-- SHORT PROBLEM --
Count, in the entries, the lines with "policies". Answer with the number only.

┄┄┄┄┄┄┄┄┄┄┄┄┄┄┄┄┄┄┄┄

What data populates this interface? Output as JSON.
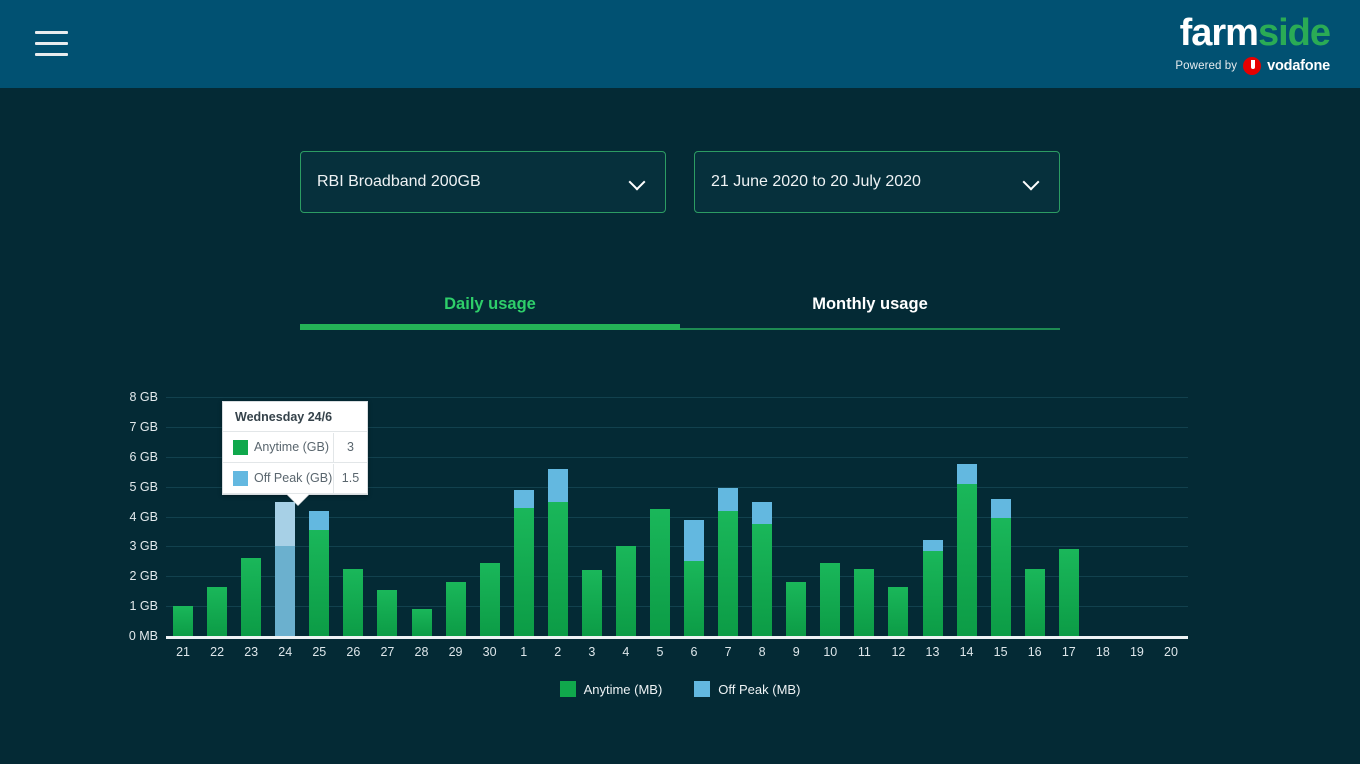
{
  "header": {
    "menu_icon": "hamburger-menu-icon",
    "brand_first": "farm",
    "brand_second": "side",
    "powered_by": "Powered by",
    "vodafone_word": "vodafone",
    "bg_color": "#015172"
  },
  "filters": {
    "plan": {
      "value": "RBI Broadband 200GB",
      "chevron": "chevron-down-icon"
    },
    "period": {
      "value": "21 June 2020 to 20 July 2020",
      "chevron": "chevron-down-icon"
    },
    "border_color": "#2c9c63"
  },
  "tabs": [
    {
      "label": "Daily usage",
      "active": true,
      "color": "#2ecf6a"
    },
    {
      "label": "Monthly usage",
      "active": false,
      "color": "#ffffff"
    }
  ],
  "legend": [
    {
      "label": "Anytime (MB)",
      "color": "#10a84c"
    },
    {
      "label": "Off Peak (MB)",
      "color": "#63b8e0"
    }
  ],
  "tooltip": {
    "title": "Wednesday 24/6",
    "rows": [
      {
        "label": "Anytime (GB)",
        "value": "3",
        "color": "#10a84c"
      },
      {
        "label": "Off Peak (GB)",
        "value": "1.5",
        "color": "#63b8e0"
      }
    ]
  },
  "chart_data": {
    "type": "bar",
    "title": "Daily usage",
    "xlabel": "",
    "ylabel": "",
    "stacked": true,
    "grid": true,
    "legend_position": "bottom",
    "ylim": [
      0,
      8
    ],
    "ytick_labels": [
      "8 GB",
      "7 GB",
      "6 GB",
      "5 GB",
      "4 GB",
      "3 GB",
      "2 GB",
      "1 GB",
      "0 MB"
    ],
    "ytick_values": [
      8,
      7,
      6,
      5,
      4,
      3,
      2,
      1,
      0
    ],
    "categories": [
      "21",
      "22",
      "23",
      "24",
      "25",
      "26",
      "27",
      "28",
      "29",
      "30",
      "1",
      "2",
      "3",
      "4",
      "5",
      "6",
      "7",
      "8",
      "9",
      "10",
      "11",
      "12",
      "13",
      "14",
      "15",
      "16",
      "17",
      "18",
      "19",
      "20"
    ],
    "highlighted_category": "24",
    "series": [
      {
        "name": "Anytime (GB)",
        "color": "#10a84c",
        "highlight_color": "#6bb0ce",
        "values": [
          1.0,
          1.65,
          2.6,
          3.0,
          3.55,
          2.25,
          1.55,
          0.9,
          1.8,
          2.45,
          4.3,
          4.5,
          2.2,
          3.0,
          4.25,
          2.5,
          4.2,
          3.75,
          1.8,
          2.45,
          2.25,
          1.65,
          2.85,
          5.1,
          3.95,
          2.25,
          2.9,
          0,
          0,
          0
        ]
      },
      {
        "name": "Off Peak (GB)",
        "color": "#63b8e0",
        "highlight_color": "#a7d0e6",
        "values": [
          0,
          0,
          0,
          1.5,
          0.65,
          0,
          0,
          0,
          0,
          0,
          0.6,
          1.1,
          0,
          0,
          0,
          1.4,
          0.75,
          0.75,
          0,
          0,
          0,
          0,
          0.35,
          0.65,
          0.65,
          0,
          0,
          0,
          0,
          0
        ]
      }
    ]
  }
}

┄┄┄┄┄┄┄┄┄┄┄┄┄┄┄┄┄┄┄┄

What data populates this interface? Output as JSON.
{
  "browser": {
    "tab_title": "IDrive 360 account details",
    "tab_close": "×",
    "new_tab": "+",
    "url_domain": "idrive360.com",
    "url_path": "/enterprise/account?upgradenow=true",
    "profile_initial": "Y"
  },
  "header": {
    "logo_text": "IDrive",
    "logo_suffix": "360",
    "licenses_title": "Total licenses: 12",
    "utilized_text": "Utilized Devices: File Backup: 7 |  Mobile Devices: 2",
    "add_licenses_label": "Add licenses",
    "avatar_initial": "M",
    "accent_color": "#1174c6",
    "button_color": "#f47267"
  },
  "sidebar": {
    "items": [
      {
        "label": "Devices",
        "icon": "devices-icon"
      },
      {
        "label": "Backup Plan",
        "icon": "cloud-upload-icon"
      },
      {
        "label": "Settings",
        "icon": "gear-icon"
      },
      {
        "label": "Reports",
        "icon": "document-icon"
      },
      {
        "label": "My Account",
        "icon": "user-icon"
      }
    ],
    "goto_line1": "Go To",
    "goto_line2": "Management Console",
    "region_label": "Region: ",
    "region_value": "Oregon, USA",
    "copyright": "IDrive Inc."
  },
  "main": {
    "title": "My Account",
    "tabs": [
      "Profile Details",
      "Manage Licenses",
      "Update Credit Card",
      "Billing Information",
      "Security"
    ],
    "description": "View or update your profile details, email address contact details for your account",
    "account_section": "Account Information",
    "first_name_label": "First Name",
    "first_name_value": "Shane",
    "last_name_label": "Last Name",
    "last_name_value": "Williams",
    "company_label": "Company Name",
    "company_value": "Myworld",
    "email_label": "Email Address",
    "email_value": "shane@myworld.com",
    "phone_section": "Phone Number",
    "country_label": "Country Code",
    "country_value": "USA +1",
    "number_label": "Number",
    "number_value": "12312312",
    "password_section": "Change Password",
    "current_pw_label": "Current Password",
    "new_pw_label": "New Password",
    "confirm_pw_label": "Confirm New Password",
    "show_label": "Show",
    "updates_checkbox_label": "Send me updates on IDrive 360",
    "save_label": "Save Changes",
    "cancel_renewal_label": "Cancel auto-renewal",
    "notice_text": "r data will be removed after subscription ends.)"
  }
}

┄┄┄┄┄┄┄┄┄┄┄┄┄┄┄┄┄┄┄┄

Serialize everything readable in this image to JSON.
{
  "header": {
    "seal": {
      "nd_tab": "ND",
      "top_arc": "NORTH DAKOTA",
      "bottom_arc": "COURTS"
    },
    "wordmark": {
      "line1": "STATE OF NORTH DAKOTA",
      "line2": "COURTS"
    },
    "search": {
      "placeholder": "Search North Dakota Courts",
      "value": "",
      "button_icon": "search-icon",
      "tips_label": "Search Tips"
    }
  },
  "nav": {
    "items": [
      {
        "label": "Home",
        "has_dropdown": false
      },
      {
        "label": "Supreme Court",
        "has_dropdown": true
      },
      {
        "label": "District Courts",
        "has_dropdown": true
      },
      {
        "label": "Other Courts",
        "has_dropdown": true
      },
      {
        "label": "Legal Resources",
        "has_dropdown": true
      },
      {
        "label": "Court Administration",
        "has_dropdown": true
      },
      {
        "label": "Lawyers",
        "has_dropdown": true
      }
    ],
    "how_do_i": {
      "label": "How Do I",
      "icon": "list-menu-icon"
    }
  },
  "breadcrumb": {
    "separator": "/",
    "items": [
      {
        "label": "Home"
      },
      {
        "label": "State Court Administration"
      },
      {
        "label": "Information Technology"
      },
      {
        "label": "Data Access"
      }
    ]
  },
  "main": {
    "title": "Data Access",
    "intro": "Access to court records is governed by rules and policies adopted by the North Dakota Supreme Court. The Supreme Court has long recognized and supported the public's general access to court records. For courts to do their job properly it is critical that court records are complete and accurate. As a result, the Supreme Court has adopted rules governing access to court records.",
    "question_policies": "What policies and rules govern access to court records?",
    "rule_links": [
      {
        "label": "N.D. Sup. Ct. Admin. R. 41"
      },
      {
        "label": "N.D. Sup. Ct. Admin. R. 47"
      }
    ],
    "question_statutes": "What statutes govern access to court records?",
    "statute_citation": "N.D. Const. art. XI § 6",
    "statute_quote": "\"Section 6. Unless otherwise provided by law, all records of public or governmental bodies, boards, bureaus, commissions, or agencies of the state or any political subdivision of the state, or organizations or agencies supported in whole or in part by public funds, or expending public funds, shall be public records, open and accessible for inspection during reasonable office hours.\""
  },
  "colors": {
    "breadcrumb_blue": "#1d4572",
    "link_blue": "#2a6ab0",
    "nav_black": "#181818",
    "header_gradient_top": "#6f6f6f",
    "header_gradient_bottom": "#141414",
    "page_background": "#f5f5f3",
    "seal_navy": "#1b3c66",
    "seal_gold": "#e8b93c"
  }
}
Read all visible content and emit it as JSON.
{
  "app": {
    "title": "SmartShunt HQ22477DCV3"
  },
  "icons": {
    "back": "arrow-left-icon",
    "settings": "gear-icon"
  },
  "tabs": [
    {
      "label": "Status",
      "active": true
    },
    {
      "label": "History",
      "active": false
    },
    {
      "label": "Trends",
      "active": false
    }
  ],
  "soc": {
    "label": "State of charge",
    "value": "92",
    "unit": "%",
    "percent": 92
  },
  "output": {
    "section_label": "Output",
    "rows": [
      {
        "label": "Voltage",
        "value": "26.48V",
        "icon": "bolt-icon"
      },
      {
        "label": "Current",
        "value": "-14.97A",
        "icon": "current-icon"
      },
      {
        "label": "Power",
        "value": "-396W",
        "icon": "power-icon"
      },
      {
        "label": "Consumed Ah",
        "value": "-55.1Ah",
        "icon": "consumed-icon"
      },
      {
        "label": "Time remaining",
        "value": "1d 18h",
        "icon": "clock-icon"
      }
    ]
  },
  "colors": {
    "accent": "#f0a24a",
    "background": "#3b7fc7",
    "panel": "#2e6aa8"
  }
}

┄┄┄┄┄┄┄┄┄┄┄┄┄┄┄┄┄┄┄┄

-- FINAL RESULT --
2